Ein Mosaikstein zu einem differenzierteren Indianerbild ist die Neuerscheinung "Geduld ist unsere Lebensart" von Erich Renner. Der Navajo (Diné) Vergil Bedoni ist sozusagen ein Berufsindianer. Er ist der Inhaber der Touristik-Firma "Totem Pole Tours" im Reservat im Monument Valley im Grenzgebiet von Utah und Arizona. In dem Buch erzählen Vergil Bedoni und etwa 20 andere Mitglieder seiner erweiterten Familie aus ihrer Lebensgeschichte. Interviews mit lebenden oder kürzlich verstorbenen Personen werden ergänzt durch ältere Texte zu denen, die schon länger tot sind. Der zeitliche Rahmen erstreckt sich zurück bis zur Mitte des neunzehnten Jahrhunderts, als der Versuch scheiterte, die Navajos zwangsweise umzusiedeln.

*Aufgabe*
Bearbeite bitte den Lesetext von „Ein Mosaikstein zu“ bis einschließlich „Navajos zwangsweise umzusiedeln.“, ersetze darin „Touristik-Firma“ durch „Reisefirma“ und gib den Abschnitt so wieder. Die Einträge stammen aus einer anderen Quelle als der Lesetext.

*Bereitgestelltes Material*
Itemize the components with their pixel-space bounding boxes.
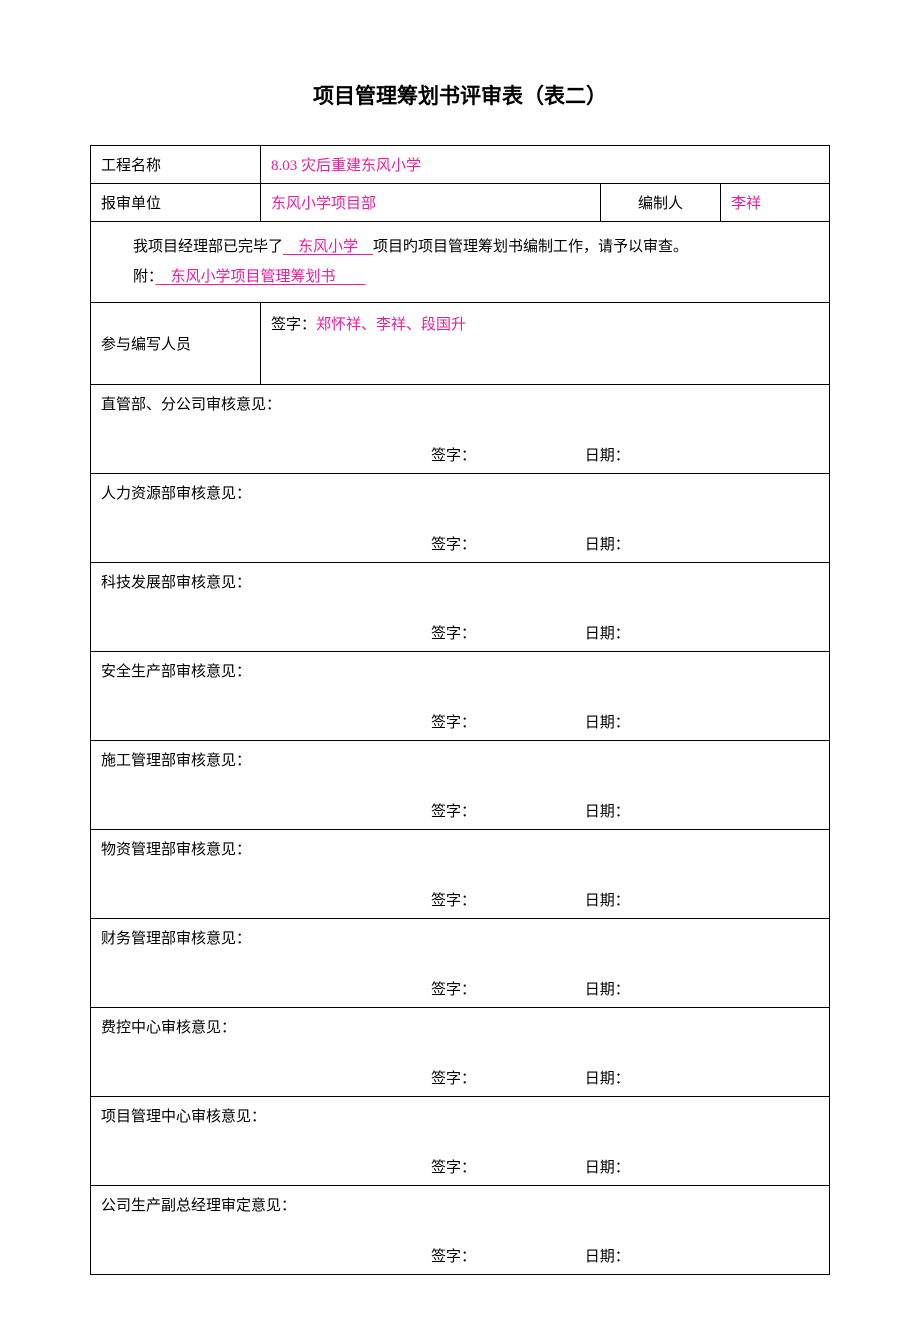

...

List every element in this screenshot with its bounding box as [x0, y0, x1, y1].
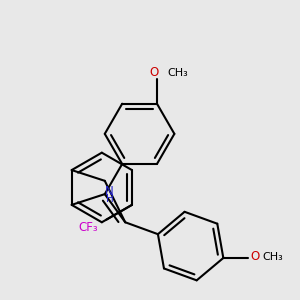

*Lösung*
Ein Mosaikstein zu einem differenzierteren Indianerbild ist die Neuerscheinung "Geduld ist unsere Lebensart" von Erich Renner. Der Navajo (Diné) Vergil Bedoni ist sozusagen ein Berufsindianer. Er ist der Inhaber der Reisefirma "Totem Pole Tours" im Reservat im Monument Valley im Grenzgebiet von Utah und Arizona. In dem Buch erzählen Vergil Bedoni und etwa 20 andere Mitglieder seiner erweiterten Familie aus ihrer Lebensgeschichte. Interviews mit lebenden oder kürzlich verstorbenen Personen werden ergänzt durch ältere Texte zu denen, die schon länger tot sind. Der zeitliche Rahmen erstreckt sich zurück bis zur Mitte des neunzehnten Jahrhunderts, als der Versuch scheiterte, die Navajos zwangsweise umzusiedeln.